Data records
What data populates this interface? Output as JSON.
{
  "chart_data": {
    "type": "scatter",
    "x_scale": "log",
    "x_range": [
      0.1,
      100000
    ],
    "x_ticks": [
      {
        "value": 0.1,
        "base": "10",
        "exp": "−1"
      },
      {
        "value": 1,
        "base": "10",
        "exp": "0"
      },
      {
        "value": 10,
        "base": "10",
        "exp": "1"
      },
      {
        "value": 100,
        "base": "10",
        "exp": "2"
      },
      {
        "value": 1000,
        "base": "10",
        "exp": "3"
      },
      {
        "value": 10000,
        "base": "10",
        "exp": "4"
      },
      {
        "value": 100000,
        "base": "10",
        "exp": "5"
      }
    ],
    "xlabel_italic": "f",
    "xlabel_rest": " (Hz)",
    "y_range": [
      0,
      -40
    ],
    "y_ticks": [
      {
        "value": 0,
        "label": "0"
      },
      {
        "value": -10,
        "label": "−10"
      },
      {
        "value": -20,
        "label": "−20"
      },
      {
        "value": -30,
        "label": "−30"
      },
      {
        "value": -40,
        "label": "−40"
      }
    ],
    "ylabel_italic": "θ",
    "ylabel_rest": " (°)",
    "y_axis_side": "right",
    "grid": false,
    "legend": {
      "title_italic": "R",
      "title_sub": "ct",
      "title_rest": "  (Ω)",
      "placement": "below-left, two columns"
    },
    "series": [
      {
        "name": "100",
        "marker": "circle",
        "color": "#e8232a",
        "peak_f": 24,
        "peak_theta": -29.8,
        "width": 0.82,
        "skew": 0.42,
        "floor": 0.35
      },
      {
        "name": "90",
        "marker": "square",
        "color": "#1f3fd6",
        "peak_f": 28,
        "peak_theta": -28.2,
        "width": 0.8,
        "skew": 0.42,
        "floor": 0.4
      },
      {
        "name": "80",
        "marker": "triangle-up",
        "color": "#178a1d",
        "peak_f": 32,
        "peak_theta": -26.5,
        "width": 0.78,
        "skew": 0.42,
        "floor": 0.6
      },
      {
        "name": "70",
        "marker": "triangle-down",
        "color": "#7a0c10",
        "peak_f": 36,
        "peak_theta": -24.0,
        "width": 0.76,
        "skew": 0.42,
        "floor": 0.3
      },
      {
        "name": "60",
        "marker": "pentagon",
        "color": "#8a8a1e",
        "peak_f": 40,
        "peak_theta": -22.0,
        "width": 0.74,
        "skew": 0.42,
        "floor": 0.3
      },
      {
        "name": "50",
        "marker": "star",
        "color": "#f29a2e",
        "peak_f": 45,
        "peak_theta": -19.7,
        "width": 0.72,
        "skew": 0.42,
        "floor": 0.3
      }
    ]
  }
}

* Objective *
Reproduce all of the material above word for word.

* Solution to this problem *
What data populates this interface? Output as JSON.
{
  "chart_data": {
    "type": "scatter",
    "x_scale": "log",
    "x_range": [
      0.1,
      100000
    ],
    "x_ticks": [
      {
        "value": 0.1,
        "base": "10",
        "exp": "−1"
      },
      {
        "value": 1,
        "base": "10",
        "exp": "0"
      },
      {
        "value": 10,
        "base": "10",
        "exp": "1"
      },
      {
        "value": 100,
        "base": "10",
        "exp": "2"
      },
      {
        "value": 1000,
        "base": "10",
        "exp": "3"
      },
      {
        "value": 10000,
        "base": "10",
        "exp": "4"
      },
      {
        "value": 100000,
        "base": "10",
        "exp": "5"
      }
    ],
    "xlabel_italic": "f",
    "xlabel_rest": " (Hz)",
    "y_range": [
      0,
      -40
    ],
    "y_ticks": [
      {
        "value": 0,
        "label": "0"
      },
      {
        "value": -10,
        "label": "−10"
      },
      {
        "value": -20,
        "label": "−20"
      },
      {
        "value": -30,
        "label": "−30"
      },
      {
        "value": -40,
        "label": "−40"
      }
    ],
    "ylabel_italic": "θ",
    "ylabel_rest": " (°)",
    "y_axis_side": "right",
    "grid": false,
    "legend": {
      "title_italic": "R",
      "title_sub": "ct",
      "title_rest": "  (Ω)",
      "placement": "below-left, two columns"
    },
    "series": [
      {
        "name": "100",
        "marker": "circle",
        "color": "#e8232a",
        "peak_f": 24,
        "peak_theta": -29.8,
        "width": 0.82,
        "skew": 0.42,
        "floor": 0.35
      },
      {
        "name": "90",
        "marker": "square",
        "color": "#1f3fd6",
        "peak_f": 28,
        "peak_theta": -28.2,
        "width": 0.8,
        "skew": 0.42,
        "floor": 0.4
      },
      {
        "name": "80",
        "marker": "triangle-up",
        "color": "#178a1d",
        "peak_f": 32,
        "peak_theta": -26.5,
        "width": 0.78,
        "skew": 0.42,
        "floor": 0.6
      },
      {
        "name": "70",
        "marker": "triangle-down",
        "color": "#7a0c10",
        "peak_f": 36,
        "peak_theta": -24.0,
        "width": 0.76,
        "skew": 0.42,
        "floor": 0.3
      },
      {
        "name": "60",
        "marker": "pentagon",
        "color": "#8a8a1e",
        "peak_f": 40,
        "peak_theta": -22.0,
        "width": 0.74,
        "skew": 0.42,
        "floor": 0.3
      },
      {
        "name": "50",
        "marker": "star",
        "color": "#f29a2e",
        "peak_f": 45,
        "peak_theta": -19.7,
        "width": 0.72,
        "skew": 0.42,
        "floor": 0.3
      }
    ]
  }
}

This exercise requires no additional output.